## Source passage
⟨

Best interests of children – additional considerations

  1. Historically, the father was a heavy user of cannabis and liquor. Throughout the parties’ cohabitation the father went out to socialise and consume alcohol about three to four times each week[23] and he used cannabis on a daily basis.[24]

    [23] Mother’s first affidavit, paras 8-9

    [24] Mother’s first affidavit, paras 10-12

  2. Several years have now elapsed since the parties’ separation. While the mother is plainly unable to depose to the father’s use of alcohol and drugs since their separation, there is no evidence the father has changed his habits about the frequency of his intoxication.

  3. The children are reluctant to interact with the father and are apprehensive they will be abducted by him.[25]

    [25] Mother’s first affidavit, paras 71-72

  4. The father has perpetuated his absence from the children’s lives for a protracted period, now approximating 18 months in duration. Apart from spasmodic contact with the mother, which is habitually intemperate, he has disengaged from the children’s lives. He has not participated, nor sought to participate, in any significant decision affecting their lives. He has effectively surrendered parental responsibility to the mother. There is no evidence of his current or past financial contribution to their support.

  5. The orders proposed by the mother will effectively formalise the parenting regime which has been in place since December 2011. Clearly, in view of the father’s voluntary withdrawal from the children’s lives and his abstention from participation in these proceedings, continuation of that regime is the outcome least likely to lead to the institution of further proceedings in respect of the children.

  6. Other than as already addressed, no evidence was adduced and no submission was made by the mother in respect of any other factor prescribed under s 60CC(3) of the Act.

Conclusions and Orders

  1. The evidence of acute family violence means the presumption of equal shared parental responsibility does not apply (s 61DA(2)).

  2. The mother’s fear of the father, borne of her past unfavourable experiences with him, renders it impractical for her to share parental responsibility for the children with the father. She could not, and should not be expected to, consult with the father over matters of long-term importance to the children. Even if she was willing and able to do so it is impractical to expect it of her. The father apparently has no interest in participating in decisions of long-term importance to the children, and in any event, even if he was interested the mother is precluded from conferring with him because his whereabouts are unknown.

⟩

## Task inputs
⟨

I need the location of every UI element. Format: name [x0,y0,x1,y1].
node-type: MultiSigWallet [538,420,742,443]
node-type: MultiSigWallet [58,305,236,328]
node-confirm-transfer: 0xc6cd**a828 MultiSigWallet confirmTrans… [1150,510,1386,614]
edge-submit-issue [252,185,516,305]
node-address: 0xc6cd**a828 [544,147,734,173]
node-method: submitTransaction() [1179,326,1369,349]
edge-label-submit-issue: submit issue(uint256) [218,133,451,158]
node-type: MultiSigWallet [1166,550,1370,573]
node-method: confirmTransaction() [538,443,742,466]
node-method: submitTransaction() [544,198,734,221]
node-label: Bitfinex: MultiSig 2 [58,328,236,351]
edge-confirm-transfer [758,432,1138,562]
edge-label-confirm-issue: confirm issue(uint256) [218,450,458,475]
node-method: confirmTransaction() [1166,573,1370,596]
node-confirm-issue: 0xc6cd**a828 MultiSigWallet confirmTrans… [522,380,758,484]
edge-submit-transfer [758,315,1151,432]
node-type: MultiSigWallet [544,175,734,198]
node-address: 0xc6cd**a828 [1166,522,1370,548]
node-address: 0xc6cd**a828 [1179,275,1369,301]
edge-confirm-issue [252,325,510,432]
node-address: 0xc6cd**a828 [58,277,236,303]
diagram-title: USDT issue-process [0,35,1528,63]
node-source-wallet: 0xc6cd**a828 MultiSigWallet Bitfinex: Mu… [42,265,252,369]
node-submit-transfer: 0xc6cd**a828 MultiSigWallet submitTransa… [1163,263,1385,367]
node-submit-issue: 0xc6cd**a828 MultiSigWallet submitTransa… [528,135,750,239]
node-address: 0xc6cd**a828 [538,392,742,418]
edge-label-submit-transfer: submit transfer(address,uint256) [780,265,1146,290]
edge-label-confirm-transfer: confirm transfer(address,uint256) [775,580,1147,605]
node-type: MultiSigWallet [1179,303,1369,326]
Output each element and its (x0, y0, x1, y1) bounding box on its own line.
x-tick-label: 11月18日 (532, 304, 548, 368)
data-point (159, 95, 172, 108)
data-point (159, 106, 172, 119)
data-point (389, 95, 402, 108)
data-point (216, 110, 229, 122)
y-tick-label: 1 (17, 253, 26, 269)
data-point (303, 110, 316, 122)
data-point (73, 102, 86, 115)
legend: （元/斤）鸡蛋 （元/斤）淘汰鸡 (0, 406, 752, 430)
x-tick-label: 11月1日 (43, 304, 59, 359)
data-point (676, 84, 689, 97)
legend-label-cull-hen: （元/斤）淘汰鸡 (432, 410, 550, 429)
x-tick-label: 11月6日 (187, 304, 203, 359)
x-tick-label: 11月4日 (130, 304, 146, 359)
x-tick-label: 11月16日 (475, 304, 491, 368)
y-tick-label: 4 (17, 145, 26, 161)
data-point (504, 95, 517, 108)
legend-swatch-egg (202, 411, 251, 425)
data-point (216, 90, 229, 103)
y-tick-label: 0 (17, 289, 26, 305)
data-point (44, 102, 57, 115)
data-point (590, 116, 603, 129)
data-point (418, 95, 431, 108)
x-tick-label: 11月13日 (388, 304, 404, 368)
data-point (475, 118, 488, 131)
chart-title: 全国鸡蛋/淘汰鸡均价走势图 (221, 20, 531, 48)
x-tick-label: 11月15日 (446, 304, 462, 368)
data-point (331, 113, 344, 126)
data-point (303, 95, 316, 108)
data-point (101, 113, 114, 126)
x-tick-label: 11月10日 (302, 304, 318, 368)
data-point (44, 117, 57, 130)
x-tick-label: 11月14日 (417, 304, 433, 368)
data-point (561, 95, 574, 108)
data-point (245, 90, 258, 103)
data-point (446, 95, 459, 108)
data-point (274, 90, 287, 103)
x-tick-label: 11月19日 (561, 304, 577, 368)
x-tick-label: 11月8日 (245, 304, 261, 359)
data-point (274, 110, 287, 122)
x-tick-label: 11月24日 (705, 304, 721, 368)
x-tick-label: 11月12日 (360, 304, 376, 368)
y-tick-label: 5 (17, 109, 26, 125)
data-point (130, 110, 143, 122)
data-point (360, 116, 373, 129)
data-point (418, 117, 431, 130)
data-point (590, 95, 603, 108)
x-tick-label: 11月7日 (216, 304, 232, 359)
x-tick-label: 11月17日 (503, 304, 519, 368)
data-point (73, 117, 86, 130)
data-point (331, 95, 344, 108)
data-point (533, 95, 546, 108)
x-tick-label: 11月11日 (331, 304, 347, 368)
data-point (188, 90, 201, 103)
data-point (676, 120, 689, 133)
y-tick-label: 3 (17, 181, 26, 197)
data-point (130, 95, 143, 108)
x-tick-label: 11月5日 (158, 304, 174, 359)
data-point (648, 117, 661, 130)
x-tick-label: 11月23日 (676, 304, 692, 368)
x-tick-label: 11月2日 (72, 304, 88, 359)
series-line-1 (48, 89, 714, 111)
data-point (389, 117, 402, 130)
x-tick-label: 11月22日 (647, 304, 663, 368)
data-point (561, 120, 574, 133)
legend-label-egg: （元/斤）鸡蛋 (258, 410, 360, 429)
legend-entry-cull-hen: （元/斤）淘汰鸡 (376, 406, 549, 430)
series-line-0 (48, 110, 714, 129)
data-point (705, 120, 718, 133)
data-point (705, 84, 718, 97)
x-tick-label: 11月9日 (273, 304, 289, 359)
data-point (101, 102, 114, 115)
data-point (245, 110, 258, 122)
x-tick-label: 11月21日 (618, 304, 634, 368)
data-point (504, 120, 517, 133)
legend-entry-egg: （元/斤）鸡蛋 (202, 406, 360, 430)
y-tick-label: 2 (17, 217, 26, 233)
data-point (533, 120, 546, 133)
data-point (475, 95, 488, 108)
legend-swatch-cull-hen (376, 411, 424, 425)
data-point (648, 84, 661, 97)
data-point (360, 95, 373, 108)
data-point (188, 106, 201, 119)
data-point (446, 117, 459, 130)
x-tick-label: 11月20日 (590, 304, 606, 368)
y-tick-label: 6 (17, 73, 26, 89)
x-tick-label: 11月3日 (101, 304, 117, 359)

⟩
⟨

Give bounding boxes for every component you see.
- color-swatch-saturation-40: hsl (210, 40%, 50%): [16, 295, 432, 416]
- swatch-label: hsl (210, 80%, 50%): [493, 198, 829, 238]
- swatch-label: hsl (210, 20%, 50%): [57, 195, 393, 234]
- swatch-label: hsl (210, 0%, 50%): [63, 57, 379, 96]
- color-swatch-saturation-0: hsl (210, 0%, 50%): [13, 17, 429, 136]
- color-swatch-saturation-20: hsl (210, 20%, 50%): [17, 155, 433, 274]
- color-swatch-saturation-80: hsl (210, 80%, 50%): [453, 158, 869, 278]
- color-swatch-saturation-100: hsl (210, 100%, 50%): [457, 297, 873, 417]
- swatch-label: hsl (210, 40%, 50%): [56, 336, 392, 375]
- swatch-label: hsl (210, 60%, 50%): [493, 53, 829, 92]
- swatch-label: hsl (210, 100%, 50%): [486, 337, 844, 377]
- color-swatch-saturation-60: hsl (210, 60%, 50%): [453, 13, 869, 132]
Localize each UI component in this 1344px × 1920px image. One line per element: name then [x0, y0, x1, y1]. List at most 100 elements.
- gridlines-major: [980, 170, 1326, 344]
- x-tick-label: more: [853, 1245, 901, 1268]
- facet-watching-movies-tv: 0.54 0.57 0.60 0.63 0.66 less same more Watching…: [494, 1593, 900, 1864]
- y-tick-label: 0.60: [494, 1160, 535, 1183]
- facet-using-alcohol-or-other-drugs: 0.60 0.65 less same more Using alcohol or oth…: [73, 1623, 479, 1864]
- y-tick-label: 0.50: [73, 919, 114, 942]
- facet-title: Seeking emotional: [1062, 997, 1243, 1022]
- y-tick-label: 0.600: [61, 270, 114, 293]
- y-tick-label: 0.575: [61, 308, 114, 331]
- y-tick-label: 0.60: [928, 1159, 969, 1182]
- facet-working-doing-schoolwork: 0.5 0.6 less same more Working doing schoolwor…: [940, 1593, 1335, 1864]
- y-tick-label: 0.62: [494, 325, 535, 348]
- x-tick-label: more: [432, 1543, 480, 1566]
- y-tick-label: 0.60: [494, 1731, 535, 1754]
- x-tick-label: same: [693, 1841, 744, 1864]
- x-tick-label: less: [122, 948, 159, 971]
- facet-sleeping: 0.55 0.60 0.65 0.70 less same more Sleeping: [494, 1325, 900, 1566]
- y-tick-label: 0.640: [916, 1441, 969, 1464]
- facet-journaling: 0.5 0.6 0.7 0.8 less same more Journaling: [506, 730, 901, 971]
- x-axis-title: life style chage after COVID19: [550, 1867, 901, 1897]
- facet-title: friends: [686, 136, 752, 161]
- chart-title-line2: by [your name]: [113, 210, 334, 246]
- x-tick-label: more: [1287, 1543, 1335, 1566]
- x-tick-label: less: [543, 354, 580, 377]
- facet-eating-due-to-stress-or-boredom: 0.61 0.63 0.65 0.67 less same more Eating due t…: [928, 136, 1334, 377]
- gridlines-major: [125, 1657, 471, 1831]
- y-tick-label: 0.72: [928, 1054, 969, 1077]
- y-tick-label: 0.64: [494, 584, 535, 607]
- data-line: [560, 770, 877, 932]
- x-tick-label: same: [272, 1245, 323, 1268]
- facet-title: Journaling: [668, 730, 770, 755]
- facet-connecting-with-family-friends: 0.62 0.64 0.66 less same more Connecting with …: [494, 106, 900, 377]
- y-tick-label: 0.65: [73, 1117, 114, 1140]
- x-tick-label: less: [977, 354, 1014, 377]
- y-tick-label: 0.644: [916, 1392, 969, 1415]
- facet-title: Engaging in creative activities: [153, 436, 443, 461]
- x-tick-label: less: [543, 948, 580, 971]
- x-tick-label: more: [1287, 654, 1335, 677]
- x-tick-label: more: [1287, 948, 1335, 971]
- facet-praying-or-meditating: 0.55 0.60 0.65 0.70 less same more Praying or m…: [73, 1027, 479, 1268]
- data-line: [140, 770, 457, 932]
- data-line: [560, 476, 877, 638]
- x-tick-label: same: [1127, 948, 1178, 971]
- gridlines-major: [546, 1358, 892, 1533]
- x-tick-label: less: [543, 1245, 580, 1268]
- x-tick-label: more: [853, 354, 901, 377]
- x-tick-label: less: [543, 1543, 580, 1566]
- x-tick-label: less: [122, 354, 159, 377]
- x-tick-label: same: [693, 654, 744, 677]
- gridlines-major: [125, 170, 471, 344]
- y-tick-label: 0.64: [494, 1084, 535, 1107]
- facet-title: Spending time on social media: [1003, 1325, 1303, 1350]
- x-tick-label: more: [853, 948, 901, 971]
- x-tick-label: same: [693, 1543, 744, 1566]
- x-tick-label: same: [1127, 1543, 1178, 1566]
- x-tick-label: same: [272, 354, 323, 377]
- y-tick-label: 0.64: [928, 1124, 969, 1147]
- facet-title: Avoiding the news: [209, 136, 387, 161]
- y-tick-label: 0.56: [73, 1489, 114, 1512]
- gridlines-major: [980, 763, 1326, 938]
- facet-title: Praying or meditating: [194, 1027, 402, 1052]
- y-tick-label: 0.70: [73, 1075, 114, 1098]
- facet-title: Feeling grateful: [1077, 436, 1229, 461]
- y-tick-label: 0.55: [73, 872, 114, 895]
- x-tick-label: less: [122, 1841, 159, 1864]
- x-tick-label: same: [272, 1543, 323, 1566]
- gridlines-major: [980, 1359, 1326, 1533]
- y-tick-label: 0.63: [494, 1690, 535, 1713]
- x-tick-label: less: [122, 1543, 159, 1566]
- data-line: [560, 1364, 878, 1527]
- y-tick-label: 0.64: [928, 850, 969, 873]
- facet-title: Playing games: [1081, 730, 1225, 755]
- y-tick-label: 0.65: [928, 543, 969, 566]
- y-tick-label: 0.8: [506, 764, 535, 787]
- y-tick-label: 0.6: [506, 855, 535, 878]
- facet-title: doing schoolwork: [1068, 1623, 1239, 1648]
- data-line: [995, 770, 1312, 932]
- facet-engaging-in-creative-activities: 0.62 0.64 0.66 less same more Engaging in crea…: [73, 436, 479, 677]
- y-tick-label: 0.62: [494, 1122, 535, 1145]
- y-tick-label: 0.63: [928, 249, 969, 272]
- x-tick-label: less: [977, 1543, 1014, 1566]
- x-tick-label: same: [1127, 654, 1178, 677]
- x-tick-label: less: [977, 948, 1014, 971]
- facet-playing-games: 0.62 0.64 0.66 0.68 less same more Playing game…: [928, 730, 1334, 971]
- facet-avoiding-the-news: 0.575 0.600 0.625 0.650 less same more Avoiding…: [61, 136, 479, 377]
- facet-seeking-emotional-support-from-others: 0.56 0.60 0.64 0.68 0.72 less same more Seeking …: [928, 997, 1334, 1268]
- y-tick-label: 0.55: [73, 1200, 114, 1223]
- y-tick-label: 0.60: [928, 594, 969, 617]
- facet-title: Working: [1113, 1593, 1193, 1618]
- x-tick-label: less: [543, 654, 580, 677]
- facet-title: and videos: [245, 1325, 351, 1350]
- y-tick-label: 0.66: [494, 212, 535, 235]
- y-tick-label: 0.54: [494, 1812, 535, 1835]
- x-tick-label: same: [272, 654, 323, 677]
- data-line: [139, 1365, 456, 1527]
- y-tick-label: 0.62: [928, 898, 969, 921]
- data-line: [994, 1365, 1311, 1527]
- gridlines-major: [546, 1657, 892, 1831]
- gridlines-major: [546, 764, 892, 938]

⟩
⟨

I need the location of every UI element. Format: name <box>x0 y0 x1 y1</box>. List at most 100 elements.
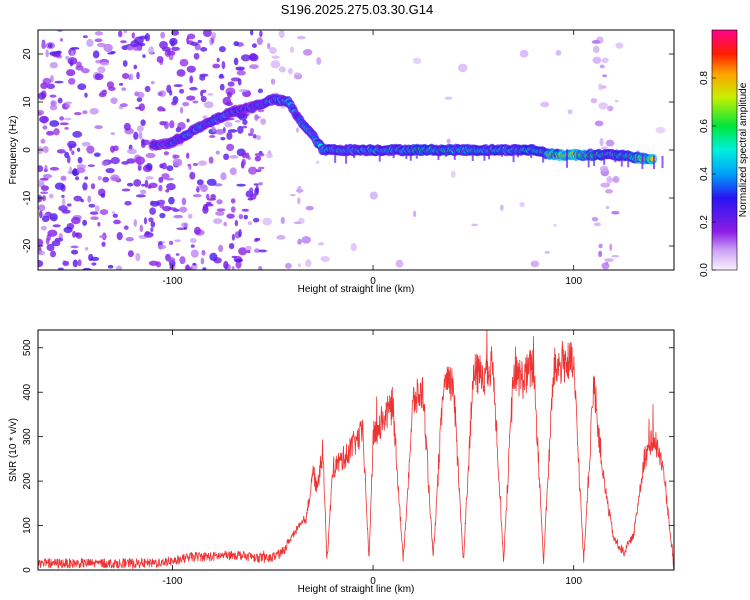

⟩

## Problem set
a - Answer each question from the passage on the children's best interests, one line per answer, marked to match.
(i) About how many times each week did the father go out to socialise and consume alcohol during the parties' cohabitation?
(ii) For roughly how long has the father been absent from the children's lives?
(iii) Since what month and year has the parenting regime that the mother's orders would formalise been in place?
b - Identify every row in the records that contains the string "entry", and copy each one. Case counts.

## Solution set
a -
(i) About three to four times each week.
(ii) About 18 months.
(iii) December 2011.

b -
legend-entry-cull-hen: （元/斤）淘汰鸡 (376, 406, 549, 430)
legend-entry-egg: （元/斤）鸡蛋 (202, 406, 360, 430)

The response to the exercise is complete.